:: TASK DIRECTIONS ::
Every entry needs to be printed exactly, please.

^^^^

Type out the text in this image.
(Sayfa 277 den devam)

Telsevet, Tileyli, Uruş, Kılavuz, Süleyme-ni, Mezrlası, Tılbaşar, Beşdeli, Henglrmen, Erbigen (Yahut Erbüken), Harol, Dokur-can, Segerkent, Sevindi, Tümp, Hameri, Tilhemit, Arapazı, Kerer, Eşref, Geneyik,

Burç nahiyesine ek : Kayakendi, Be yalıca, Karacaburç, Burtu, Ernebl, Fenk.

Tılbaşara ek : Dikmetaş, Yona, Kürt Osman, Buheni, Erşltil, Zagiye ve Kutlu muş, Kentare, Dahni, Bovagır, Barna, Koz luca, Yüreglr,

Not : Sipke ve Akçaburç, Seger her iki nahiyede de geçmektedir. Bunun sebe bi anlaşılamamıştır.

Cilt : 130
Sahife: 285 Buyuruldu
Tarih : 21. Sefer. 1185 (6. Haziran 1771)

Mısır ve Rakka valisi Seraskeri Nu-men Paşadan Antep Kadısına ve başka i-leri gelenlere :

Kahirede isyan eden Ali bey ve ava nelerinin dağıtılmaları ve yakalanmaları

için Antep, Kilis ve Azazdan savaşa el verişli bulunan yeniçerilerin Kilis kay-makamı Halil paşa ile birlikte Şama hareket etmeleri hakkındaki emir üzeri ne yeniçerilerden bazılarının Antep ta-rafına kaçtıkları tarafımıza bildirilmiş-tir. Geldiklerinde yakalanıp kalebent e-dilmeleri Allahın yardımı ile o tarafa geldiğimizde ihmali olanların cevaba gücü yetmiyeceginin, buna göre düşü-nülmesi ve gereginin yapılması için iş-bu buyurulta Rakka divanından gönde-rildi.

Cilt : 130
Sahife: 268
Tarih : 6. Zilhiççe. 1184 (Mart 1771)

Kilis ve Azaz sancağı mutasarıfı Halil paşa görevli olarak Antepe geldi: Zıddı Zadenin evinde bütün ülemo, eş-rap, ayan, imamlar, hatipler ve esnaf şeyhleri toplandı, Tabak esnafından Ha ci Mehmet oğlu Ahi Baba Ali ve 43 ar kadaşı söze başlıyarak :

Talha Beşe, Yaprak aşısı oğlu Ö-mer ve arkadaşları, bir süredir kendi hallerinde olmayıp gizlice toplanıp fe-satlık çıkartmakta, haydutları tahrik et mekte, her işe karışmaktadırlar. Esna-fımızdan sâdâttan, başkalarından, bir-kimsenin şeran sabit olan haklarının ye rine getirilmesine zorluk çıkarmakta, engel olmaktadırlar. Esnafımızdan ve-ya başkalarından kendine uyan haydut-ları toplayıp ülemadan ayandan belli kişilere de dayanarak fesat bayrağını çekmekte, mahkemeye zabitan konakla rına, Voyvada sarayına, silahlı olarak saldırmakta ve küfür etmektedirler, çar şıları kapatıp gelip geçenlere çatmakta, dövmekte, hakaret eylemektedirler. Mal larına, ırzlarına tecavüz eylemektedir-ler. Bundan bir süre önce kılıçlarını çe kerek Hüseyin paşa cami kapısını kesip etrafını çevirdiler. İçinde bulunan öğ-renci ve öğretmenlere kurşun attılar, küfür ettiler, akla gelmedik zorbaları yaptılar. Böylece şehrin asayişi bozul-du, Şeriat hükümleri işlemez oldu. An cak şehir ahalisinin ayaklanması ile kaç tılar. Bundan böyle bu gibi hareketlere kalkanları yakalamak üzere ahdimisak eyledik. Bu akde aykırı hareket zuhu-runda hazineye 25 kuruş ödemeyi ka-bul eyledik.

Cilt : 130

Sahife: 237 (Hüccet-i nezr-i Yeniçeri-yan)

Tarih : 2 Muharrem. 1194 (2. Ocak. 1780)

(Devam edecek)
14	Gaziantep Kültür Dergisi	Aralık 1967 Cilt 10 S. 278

^^^^

:: EXERCISE SOLUTION ::
Type out the text in this image.
(Sayfa 277 den devam)

Telsevet, Tileyli, Uruş, Kılavuz, Süleyme-ni, Mezrlası, Tılbaşar, Beşdeli, Henglrmen, Erbigen (Yahut Erbüken), Harol, Dokur-can, Segerkent, Sevindi, Tümp, Hameri, Tilhemit, Arapazı, Kerer, Eşref, Geneyik,

Burç nahiyesine ek : Kayakendi, Be yalıca, Karacaburç, Burtu, Ernebl, Fenk.

Tılbaşara ek : Dikmetaş, Yona, Kürt Osman, Buheni, Erşltil, Zagiye ve Kutlu muş, Kentare, Dahni, Bovagır, Barna, Koz luca, Yüreglr,

Not : Sipke ve Akçaburç, Seger her iki nahiyede de geçmektedir. Bunun sebe bi anlaşılamamıştır.

Cilt : 130
Sahife: 285 Buyuruldu
Tarih : 21. Sefer. 1185 (6. Haziran 1771)

Mısır ve Rakka valisi Seraskeri Nu-men Paşadan Antep Kadısına ve başka i-leri gelenlere :

Kahirede isyan eden Ali bey ve ava nelerinin dağıtılmaları ve yakalanmaları

için Antep, Kilis ve Azazdan savaşa el verişli bulunan yeniçerilerin Kilis kay-makamı Halil paşa ile birlikte Şama hareket etmeleri hakkındaki emir üzeri ne yeniçerilerden bazılarının Antep ta-rafına kaçtıkları tarafımıza bildirilmiş-tir. Geldiklerinde yakalanıp kalebent e-dilmeleri Allahın yardımı ile o tarafa geldiğimizde ihmali olanların cevaba gücü yetmiyeceginin, buna göre düşü-nülmesi ve gereginin yapılması için iş-bu buyurulta Rakka divanından gönde-rildi.

Cilt : 130
Sahife: 268
Tarih : 6. Zilhiççe. 1184 (Mart 1771)

Kilis ve Azaz sancağı mutasarıfı Halil paşa görevli olarak Antepe geldi: Zıddı Zadenin evinde bütün ülemo, eş-rap, ayan, imamlar, hatipler ve esnaf şeyhleri toplandı, Tabak esnafından Ha ci Mehmet oğlu Ahi Baba Ali ve 43 ar kadaşı söze başlıyarak :

Talha Beşe, Yaprak aşısı oğlu Ö-mer ve arkadaşları, bir süredir kendi hallerinde olmayıp gizlice toplanıp fe-satlık çıkartmakta, haydutları tahrik et mekte, her işe karışmaktadırlar. Esna-fımızdan sâdâttan, başkalarından, bir-kimsenin şeran sabit olan haklarının ye rine getirilmesine zorluk çıkarmakta, engel olmaktadırlar. Esnafımızdan ve-ya başkalarından kendine uyan haydut-ları toplayıp ülemadan ayandan belli kişilere de dayanarak fesat bayrağını çekmekte, mahkemeye zabitan konakla rına, Voyvada sarayına, silahlı olarak saldırmakta ve küfür etmektedirler, çar şıları kapatıp gelip geçenlere çatmakta, dövmekte, hakaret eylemektedirler. Mal larına, ırzlarına tecavüz eylemektedir-ler. Bundan bir süre önce kılıçlarını çe kerek Hüseyin paşa cami kapısını kesip etrafını çevirdiler. İçinde bulunan öğ-renci ve öğretmenlere kurşun attılar, küfür ettiler, akla gelmedik zorbaları yaptılar. Böylece şehrin asayişi bozul-du, Şeriat hükümleri işlemez oldu. An cak şehir ahalisinin ayaklanması ile kaç tılar. Bundan böyle bu gibi hareketlere kalkanları yakalamak üzere ahdimisak eyledik. Bu akde aykırı hareket zuhu-runda hazineye 25 kuruş ödemeyi ka-bul eyledik.

Cilt : 130

Sahife: 237 (Hüccet-i nezr-i Yeniçeri-yan)

Tarih : 2 Muharrem. 1194 (2. Ocak. 1780)

(Devam edecek)
14	Gaziantep Kültür Dergisi	Aralık 1967 Cilt 10 S. 278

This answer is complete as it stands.